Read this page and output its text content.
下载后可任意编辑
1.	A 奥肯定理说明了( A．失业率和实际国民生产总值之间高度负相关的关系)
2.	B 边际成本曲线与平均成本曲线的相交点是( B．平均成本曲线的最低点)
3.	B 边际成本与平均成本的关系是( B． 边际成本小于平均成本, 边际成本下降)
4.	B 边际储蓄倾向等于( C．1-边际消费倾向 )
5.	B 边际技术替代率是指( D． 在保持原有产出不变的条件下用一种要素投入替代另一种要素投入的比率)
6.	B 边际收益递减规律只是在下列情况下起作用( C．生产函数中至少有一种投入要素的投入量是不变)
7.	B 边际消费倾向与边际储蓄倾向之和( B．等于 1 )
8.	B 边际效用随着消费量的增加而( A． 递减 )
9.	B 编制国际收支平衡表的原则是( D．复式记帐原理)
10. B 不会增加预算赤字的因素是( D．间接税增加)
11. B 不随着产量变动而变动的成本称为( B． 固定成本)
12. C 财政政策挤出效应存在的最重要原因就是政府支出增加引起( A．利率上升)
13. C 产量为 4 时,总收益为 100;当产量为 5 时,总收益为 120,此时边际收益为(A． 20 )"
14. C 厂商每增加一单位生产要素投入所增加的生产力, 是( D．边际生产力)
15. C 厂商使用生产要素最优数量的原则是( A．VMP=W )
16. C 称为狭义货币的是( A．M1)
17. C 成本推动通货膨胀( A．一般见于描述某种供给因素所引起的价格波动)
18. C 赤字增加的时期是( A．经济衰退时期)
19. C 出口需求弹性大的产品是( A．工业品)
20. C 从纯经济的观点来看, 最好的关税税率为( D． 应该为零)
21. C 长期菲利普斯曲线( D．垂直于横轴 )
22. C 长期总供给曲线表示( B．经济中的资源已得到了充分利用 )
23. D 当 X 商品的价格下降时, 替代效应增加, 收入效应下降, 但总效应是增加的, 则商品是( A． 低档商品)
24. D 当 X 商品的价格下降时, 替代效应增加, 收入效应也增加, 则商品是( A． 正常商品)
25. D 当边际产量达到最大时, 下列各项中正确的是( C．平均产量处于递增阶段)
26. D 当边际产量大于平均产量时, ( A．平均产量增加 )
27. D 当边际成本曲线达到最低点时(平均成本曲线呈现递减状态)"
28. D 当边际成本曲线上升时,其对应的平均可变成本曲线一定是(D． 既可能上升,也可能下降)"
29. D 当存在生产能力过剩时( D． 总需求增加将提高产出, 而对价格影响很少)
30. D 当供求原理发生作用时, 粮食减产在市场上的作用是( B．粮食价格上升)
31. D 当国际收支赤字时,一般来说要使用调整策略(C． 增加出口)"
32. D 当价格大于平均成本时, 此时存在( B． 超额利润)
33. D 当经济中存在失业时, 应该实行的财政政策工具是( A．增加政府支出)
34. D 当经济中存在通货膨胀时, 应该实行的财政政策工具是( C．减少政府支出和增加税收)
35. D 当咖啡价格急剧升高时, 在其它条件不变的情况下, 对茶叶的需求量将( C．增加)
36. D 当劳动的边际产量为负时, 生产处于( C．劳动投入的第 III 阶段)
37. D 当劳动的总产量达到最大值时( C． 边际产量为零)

————————

> **Written task**
Repeat the records above exactly.

> **Task solution**
Read this page and output its text content.
下载后可任意编辑
1.	A 奥肯定理说明了( A．失业率和实际国民生产总值之间高度负相关的关系)
2.	B 边际成本曲线与平均成本曲线的相交点是( B．平均成本曲线的最低点)
3.	B 边际成本与平均成本的关系是( B． 边际成本小于平均成本, 边际成本下降)
4.	B 边际储蓄倾向等于( C．1-边际消费倾向 )
5.	B 边际技术替代率是指( D． 在保持原有产出不变的条件下用一种要素投入替代另一种要素投入的比率)
6.	B 边际收益递减规律只是在下列情况下起作用( C．生产函数中至少有一种投入要素的投入量是不变)
7.	B 边际消费倾向与边际储蓄倾向之和( B．等于 1 )
8.	B 边际效用随着消费量的增加而( A． 递减 )
9.	B 编制国际收支平衡表的原则是( D．复式记帐原理)
10. B 不会增加预算赤字的因素是( D．间接税增加)
11. B 不随着产量变动而变动的成本称为( B． 固定成本)
12. C 财政政策挤出效应存在的最重要原因就是政府支出增加引起( A．利率上升)
13. C 产量为 4 时,总收益为 100;当产量为 5 时,总收益为 120,此时边际收益为(A． 20 )"
14. C 厂商每增加一单位生产要素投入所增加的生产力, 是( D．边际生产力)
15. C 厂商使用生产要素最优数量的原则是( A．VMP=W )
16. C 称为狭义货币的是( A．M1)
17. C 成本推动通货膨胀( A．一般见于描述某种供给因素所引起的价格波动)
18. C 赤字增加的时期是( A．经济衰退时期)
19. C 出口需求弹性大的产品是( A．工业品)
20. C 从纯经济的观点来看, 最好的关税税率为( D． 应该为零)
21. C 长期菲利普斯曲线( D．垂直于横轴 )
22. C 长期总供给曲线表示( B．经济中的资源已得到了充分利用 )
23. D 当 X 商品的价格下降时, 替代效应增加, 收入效应下降, 但总效应是增加的, 则商品是( A． 低档商品)
24. D 当 X 商品的价格下降时, 替代效应增加, 收入效应也增加, 则商品是( A． 正常商品)
25. D 当边际产量达到最大时, 下列各项中正确的是( C．平均产量处于递增阶段)
26. D 当边际产量大于平均产量时, ( A．平均产量增加 )
27. D 当边际成本曲线达到最低点时(平均成本曲线呈现递减状态)"
28. D 当边际成本曲线上升时,其对应的平均可变成本曲线一定是(D． 既可能上升,也可能下降)"
29. D 当存在生产能力过剩时( D． 总需求增加将提高产出, 而对价格影响很少)
30. D 当供求原理发生作用时, 粮食减产在市场上的作用是( B．粮食价格上升)
31. D 当国际收支赤字时,一般来说要使用调整策略(C． 增加出口)"
32. D 当价格大于平均成本时, 此时存在( B． 超额利润)
33. D 当经济中存在失业时, 应该实行的财政政策工具是( A．增加政府支出)
34. D 当经济中存在通货膨胀时, 应该实行的财政政策工具是( C．减少政府支出和增加税收)
35. D 当咖啡价格急剧升高时, 在其它条件不变的情况下, 对茶叶的需求量将( C．增加)
36. D 当劳动的边际产量为负时, 生产处于( C．劳动投入的第 III 阶段)
37. D 当劳动的总产量达到最大值时( C． 边际产量为零)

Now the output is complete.